[Data records]
++++++++

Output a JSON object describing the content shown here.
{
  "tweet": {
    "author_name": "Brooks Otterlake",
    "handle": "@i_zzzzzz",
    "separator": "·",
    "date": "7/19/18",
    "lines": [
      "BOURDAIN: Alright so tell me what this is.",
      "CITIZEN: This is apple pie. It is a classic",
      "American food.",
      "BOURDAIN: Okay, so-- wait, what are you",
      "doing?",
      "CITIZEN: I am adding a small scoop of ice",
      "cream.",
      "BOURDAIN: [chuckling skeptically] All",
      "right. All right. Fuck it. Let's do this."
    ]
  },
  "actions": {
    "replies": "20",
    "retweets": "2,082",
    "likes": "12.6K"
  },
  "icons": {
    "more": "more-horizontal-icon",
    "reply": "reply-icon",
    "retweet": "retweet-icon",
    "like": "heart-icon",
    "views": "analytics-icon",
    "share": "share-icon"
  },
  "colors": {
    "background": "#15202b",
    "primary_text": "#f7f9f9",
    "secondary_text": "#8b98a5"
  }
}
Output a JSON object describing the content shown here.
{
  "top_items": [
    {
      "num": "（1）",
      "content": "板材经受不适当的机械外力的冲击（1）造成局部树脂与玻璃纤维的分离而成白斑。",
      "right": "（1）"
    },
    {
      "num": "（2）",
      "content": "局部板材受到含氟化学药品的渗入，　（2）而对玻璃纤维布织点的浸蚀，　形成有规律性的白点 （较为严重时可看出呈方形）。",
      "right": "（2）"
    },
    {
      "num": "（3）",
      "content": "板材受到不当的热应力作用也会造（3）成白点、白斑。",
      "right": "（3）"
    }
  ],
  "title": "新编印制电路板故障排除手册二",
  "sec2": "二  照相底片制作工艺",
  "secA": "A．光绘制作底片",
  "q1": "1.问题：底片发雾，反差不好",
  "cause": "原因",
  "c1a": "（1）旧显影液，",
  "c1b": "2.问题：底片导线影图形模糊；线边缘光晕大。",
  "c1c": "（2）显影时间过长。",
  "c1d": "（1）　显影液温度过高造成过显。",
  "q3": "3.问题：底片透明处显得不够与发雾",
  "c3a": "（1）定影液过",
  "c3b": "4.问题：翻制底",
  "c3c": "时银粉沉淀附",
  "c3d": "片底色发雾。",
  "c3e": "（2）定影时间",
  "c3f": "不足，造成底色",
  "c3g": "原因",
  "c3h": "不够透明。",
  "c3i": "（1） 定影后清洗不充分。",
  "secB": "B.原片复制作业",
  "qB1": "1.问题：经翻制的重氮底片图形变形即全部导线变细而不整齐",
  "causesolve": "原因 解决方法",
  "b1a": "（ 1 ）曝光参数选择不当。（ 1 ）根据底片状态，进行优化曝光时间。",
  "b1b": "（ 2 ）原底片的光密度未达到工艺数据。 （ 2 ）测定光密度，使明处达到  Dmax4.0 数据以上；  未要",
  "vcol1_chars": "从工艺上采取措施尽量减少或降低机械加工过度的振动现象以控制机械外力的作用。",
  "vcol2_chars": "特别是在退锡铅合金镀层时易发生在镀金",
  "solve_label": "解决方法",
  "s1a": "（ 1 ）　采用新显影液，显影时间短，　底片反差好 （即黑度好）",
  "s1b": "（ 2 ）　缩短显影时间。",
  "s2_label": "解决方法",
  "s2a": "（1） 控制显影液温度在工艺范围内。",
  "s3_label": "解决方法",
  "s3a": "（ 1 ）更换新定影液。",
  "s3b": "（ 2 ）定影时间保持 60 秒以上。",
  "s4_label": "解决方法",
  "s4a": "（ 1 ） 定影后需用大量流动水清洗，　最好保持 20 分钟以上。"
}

++++++++

(AIM): Copy the lines from the entries above in which the word "what" appears.

(COMPLETED TASK):
      "BOURDAIN: Alright so tell me what this is.",
      "BOURDAIN: Okay, so-- wait, what are you",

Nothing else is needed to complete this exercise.